Write out every record in full, exactly as written, please.

Data entries
↓↓↓

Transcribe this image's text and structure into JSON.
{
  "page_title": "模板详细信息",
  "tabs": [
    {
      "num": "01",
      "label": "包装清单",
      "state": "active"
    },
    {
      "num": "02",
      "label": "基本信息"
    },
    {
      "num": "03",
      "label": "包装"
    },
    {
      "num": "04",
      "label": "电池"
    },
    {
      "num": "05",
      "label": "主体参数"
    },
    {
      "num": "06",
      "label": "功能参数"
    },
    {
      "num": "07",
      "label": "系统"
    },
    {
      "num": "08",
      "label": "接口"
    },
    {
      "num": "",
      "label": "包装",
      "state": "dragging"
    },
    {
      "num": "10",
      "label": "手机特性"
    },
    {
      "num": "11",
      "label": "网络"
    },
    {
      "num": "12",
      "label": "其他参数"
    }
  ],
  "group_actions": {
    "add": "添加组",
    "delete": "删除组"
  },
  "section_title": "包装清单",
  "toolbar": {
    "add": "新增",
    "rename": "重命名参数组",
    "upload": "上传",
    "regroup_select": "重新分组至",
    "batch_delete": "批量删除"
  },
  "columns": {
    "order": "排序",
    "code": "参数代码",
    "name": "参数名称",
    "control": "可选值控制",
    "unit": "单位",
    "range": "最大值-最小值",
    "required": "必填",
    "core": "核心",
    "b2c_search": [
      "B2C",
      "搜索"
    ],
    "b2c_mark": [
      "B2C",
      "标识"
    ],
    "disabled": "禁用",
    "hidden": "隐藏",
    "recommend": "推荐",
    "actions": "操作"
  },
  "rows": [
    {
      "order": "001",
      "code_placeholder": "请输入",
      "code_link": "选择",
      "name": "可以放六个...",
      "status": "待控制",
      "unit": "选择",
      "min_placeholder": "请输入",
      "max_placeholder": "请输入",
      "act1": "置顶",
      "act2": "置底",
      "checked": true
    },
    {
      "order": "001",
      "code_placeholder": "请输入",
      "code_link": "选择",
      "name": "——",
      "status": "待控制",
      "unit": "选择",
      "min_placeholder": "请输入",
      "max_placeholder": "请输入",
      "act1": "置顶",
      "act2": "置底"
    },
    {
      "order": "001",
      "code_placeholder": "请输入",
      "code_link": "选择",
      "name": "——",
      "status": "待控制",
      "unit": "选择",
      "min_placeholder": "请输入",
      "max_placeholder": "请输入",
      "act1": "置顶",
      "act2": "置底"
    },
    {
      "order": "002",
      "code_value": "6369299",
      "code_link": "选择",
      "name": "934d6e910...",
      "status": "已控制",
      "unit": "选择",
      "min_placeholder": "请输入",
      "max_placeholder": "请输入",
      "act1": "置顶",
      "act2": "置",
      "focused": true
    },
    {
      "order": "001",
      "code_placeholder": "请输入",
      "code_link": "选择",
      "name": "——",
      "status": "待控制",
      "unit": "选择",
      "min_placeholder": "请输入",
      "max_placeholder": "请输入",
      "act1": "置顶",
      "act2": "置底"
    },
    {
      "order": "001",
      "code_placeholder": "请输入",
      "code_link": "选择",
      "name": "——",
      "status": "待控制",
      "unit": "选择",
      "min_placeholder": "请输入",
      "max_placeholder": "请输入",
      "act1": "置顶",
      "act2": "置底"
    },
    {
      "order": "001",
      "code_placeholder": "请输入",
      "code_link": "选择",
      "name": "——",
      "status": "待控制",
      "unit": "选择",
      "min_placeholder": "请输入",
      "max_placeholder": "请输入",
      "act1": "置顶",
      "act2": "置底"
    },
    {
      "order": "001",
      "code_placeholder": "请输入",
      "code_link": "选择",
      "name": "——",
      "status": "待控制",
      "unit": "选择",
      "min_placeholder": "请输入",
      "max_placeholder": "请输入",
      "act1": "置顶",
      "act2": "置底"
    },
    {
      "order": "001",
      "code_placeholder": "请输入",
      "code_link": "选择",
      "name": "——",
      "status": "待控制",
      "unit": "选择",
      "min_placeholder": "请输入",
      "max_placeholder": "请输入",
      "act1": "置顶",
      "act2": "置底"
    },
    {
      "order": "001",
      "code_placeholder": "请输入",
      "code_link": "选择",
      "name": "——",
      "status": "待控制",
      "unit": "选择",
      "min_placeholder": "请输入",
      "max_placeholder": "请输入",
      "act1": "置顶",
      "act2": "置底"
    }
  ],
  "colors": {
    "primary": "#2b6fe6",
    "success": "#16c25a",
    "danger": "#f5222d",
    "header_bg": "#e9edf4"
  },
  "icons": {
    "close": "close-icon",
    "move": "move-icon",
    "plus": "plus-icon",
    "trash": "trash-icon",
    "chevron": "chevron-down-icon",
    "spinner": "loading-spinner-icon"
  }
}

↑↑↑

### [Complete answer]
Transcribe this image's text and structure into JSON.
{
  "page_title": "模板详细信息",
  "tabs": [
    {
      "num": "01",
      "label": "包装清单",
      "state": "active"
    },
    {
      "num": "02",
      "label": "基本信息"
    },
    {
      "num": "03",
      "label": "包装"
    },
    {
      "num": "04",
      "label": "电池"
    },
    {
      "num": "05",
      "label": "主体参数"
    },
    {
      "num": "06",
      "label": "功能参数"
    },
    {
      "num": "07",
      "label": "系统"
    },
    {
      "num": "08",
      "label": "接口"
    },
    {
      "num": "",
      "label": "包装",
      "state": "dragging"
    },
    {
      "num": "10",
      "label": "手机特性"
    },
    {
      "num": "11",
      "label": "网络"
    },
    {
      "num": "12",
      "label": "其他参数"
    }
  ],
  "group_actions": {
    "add": "添加组",
    "delete": "删除组"
  },
  "section_title": "包装清单",
  "toolbar": {
    "add": "新增",
    "rename": "重命名参数组",
    "upload": "上传",
    "regroup_select": "重新分组至",
    "batch_delete": "批量删除"
  },
  "columns": {
    "order": "排序",
    "code": "参数代码",
    "name": "参数名称",
    "control": "可选值控制",
    "unit": "单位",
    "range": "最大值-最小值",
    "required": "必填",
    "core": "核心",
    "b2c_search": [
      "B2C",
      "搜索"
    ],
    "b2c_mark": [
      "B2C",
      "标识"
    ],
    "disabled": "禁用",
    "hidden": "隐藏",
    "recommend": "推荐",
    "actions": "操作"
  },
  "rows": [
    {
      "order": "001",
      "code_placeholder": "请输入",
      "code_link": "选择",
      "name": "可以放六个...",
      "status": "待控制",
      "unit": "选择",
      "min_placeholder": "请输入",
      "max_placeholder": "请输入",
      "act1": "置顶",
      "act2": "置底",
      "checked": true
    },
    {
      "order": "001",
      "code_placeholder": "请输入",
      "code_link": "选择",
      "name": "——",
      "status": "待控制",
      "unit": "选择",
      "min_placeholder": "请输入",
      "max_placeholder": "请输入",
      "act1": "置顶",
      "act2": "置底"
    },
    {
      "order": "001",
      "code_placeholder": "请输入",
      "code_link": "选择",
      "name": "——",
      "status": "待控制",
      "unit": "选择",
      "min_placeholder": "请输入",
      "max_placeholder": "请输入",
      "act1": "置顶",
      "act2": "置底"
    },
    {
      "order": "002",
      "code_value": "6369299",
      "code_link": "选择",
      "name": "934d6e910...",
      "status": "已控制",
      "unit": "选择",
      "min_placeholder": "请输入",
      "max_placeholder": "请输入",
      "act1": "置顶",
      "act2": "置",
      "focused": true
    },
    {
      "order": "001",
      "code_placeholder": "请输入",
      "code_link": "选择",
      "name": "——",
      "status": "待控制",
      "unit": "选择",
      "min_placeholder": "请输入",
      "max_placeholder": "请输入",
      "act1": "置顶",
      "act2": "置底"
    },
    {
      "order": "001",
      "code_placeholder": "请输入",
      "code_link": "选择",
      "name": "——",
      "status": "待控制",
      "unit": "选择",
      "min_placeholder": "请输入",
      "max_placeholder": "请输入",
      "act1": "置顶",
      "act2": "置底"
    },
    {
      "order": "001",
      "code_placeholder": "请输入",
      "code_link": "选择",
      "name": "——",
      "status": "待控制",
      "unit": "选择",
      "min_placeholder": "请输入",
      "max_placeholder": "请输入",
      "act1": "置顶",
      "act2": "置底"
    },
    {
      "order": "001",
      "code_placeholder": "请输入",
      "code_link": "选择",
      "name": "——",
      "status": "待控制",
      "unit": "选择",
      "min_placeholder": "请输入",
      "max_placeholder": "请输入",
      "act1": "置顶",
      "act2": "置底"
    },
    {
      "order": "001",
      "code_placeholder": "请输入",
      "code_link": "选择",
      "name": "——",
      "status": "待控制",
      "unit": "选择",
      "min_placeholder": "请输入",
      "max_placeholder": "请输入",
      "act1": "置顶",
      "act2": "置底"
    },
    {
      "order": "001",
      "code_placeholder": "请输入",
      "code_link": "选择",
      "name": "——",
      "status": "待控制",
      "unit": "选择",
      "min_placeholder": "请输入",
      "max_placeholder": "请输入",
      "act1": "置顶",
      "act2": "置底"
    }
  ],
  "colors": {
    "primary": "#2b6fe6",
    "success": "#16c25a",
    "danger": "#f5222d",
    "header_bg": "#e9edf4"
  },
  "icons": {
    "close": "close-icon",
    "move": "move-icon",
    "plus": "plus-icon",
    "trash": "trash-icon",
    "chevron": "chevron-down-icon",
    "spinner": "loading-spinner-icon"
  }
}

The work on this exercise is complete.